Repeat the data word for word. Do not include the pictures.

- **The input**:
________________

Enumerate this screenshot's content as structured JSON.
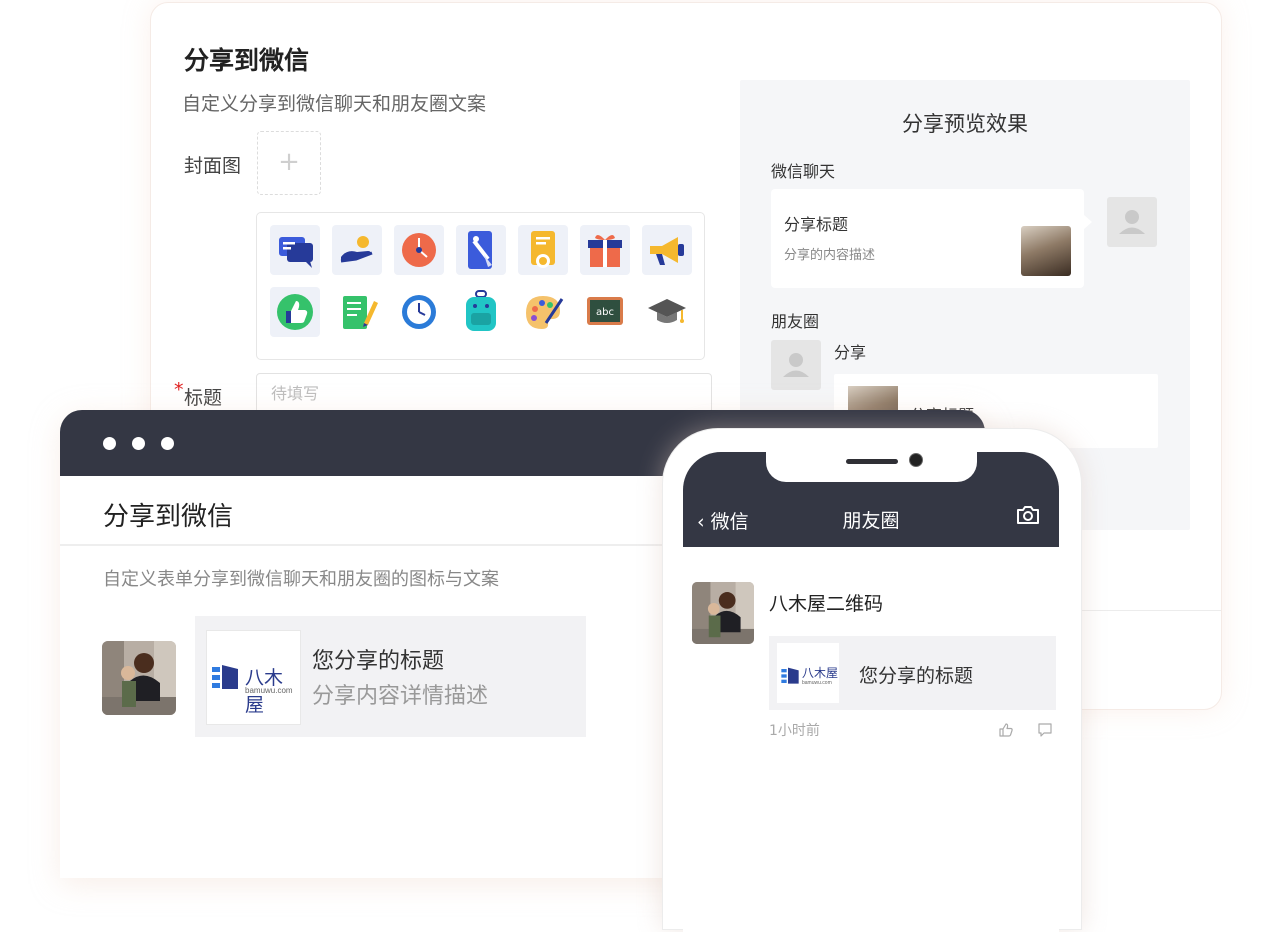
{
  "settings": {
    "title": "分享到微信",
    "subtitle": "自定义分享到微信聊天和朋友圈文案",
    "cover_label": "封面图",
    "upload_plus": "+",
    "title_required_mark": "*",
    "title_label": "标题",
    "title_placeholder": "待填写",
    "icon_options": [
      "chat-bubbles-icon",
      "hand-coin-icon",
      "clock-orange-icon",
      "tool-card-icon",
      "certificate-icon",
      "gift-icon",
      "megaphone-icon",
      "thumbs-up-icon",
      "notepad-pencil-icon",
      "alarm-clock-icon",
      "backpack-icon",
      "paint-palette-icon",
      "chalkboard-abc-icon",
      "graduation-cap-icon"
    ]
  },
  "preview": {
    "title": "分享预览效果",
    "chat_label": "微信聊天",
    "bubble_title": "分享标题",
    "bubble_desc": "分享的内容描述",
    "moments_label": "朋友圈",
    "moments_text": "分享",
    "moments_card_title": "分享标题"
  },
  "desktop": {
    "title": "分享到微信",
    "subtitle": "自定义表单分享到微信聊天和朋友圈的图标与文案",
    "card_title": "您分享的标题",
    "card_desc": "分享内容详情描述",
    "logo_cn": "八木屋",
    "logo_en": "bamuwu.com"
  },
  "phone": {
    "back_label": "微信",
    "nav_title": "朋友圈",
    "poster_name": "八木屋二维码",
    "card_title": "您分享的标题",
    "time": "1小时前",
    "logo_cn": "八木屋",
    "logo_en": "bamuwu.com"
  },
  "colors": {
    "dark_bar": "#343744",
    "accent_blue": "#3b5bdb",
    "required_red": "#e02020"
  }
}
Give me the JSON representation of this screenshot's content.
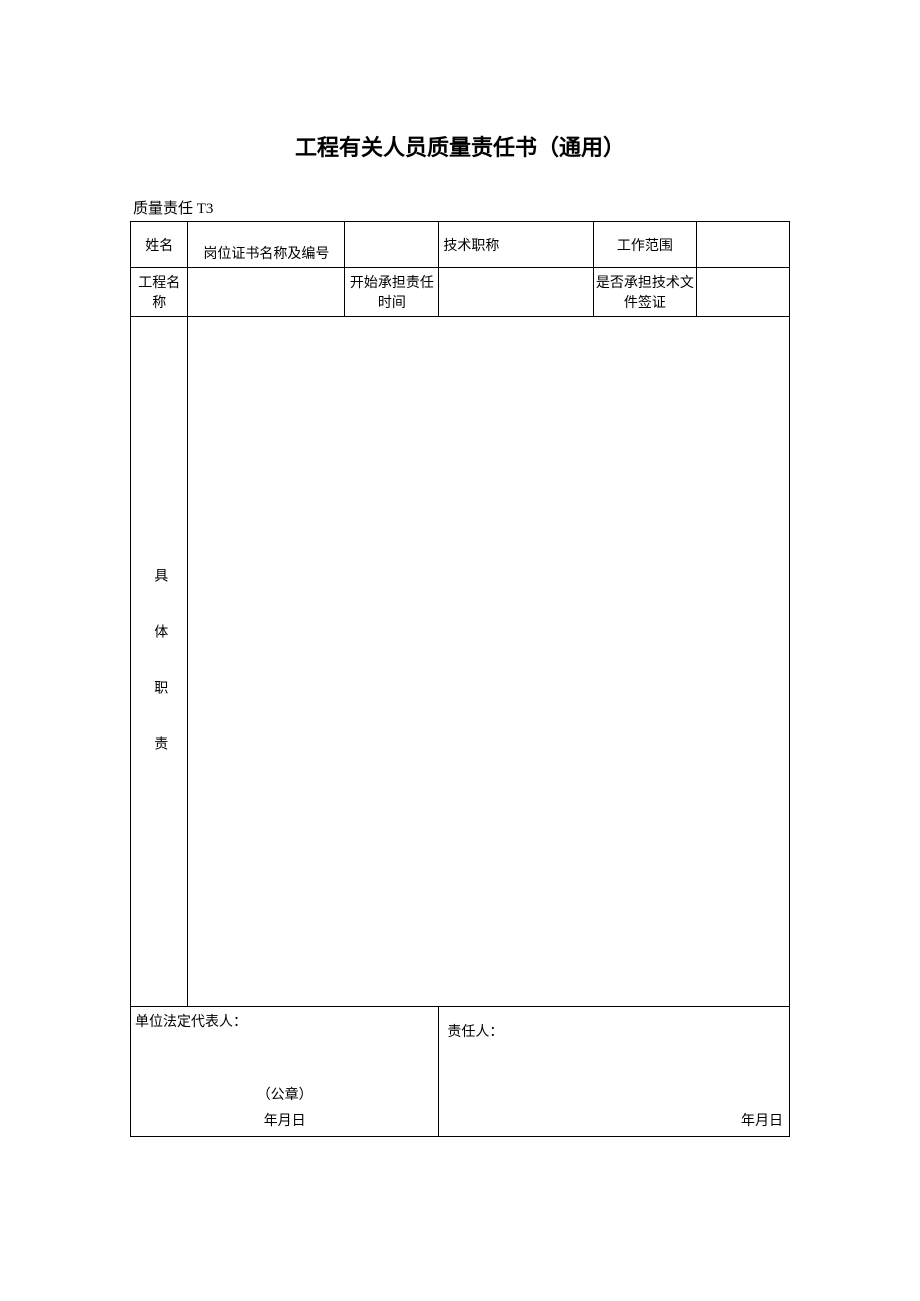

________________

- **Answer to the problem**:
Enumerate this screenshot's content as structured JSON.
{
  "settings": {
    "title": "分享到微信",
    "subtitle": "自定义分享到微信聊天和朋友圈文案",
    "cover_label": "封面图",
    "upload_plus": "+",
    "title_required_mark": "*",
    "title_label": "标题",
    "title_placeholder": "待填写",
    "icon_options": [
      "chat-bubbles-icon",
      "hand-coin-icon",
      "clock-orange-icon",
      "tool-card-icon",
      "certificate-icon",
      "gift-icon",
      "megaphone-icon",
      "thumbs-up-icon",
      "notepad-pencil-icon",
      "alarm-clock-icon",
      "backpack-icon",
      "paint-palette-icon",
      "chalkboard-abc-icon",
      "graduation-cap-icon"
    ]
  },
  "preview": {
    "title": "分享预览效果",
    "chat_label": "微信聊天",
    "bubble_title": "分享标题",
    "bubble_desc": "分享的内容描述",
    "moments_label": "朋友圈",
    "moments_text": "分享",
    "moments_card_title": "分享标题"
  },
  "desktop": {
    "title": "分享到微信",
    "subtitle": "自定义表单分享到微信聊天和朋友圈的图标与文案",
    "card_title": "您分享的标题",
    "card_desc": "分享内容详情描述",
    "logo_cn": "八木屋",
    "logo_en": "bamuwu.com"
  },
  "phone": {
    "back_label": "微信",
    "nav_title": "朋友圈",
    "poster_name": "八木屋二维码",
    "card_title": "您分享的标题",
    "time": "1小时前",
    "logo_cn": "八木屋",
    "logo_en": "bamuwu.com"
  },
  "colors": {
    "dark_bar": "#343744",
    "accent_blue": "#3b5bdb",
    "required_red": "#e02020"
  }
}
Give me the JSON representation of this screenshot's content.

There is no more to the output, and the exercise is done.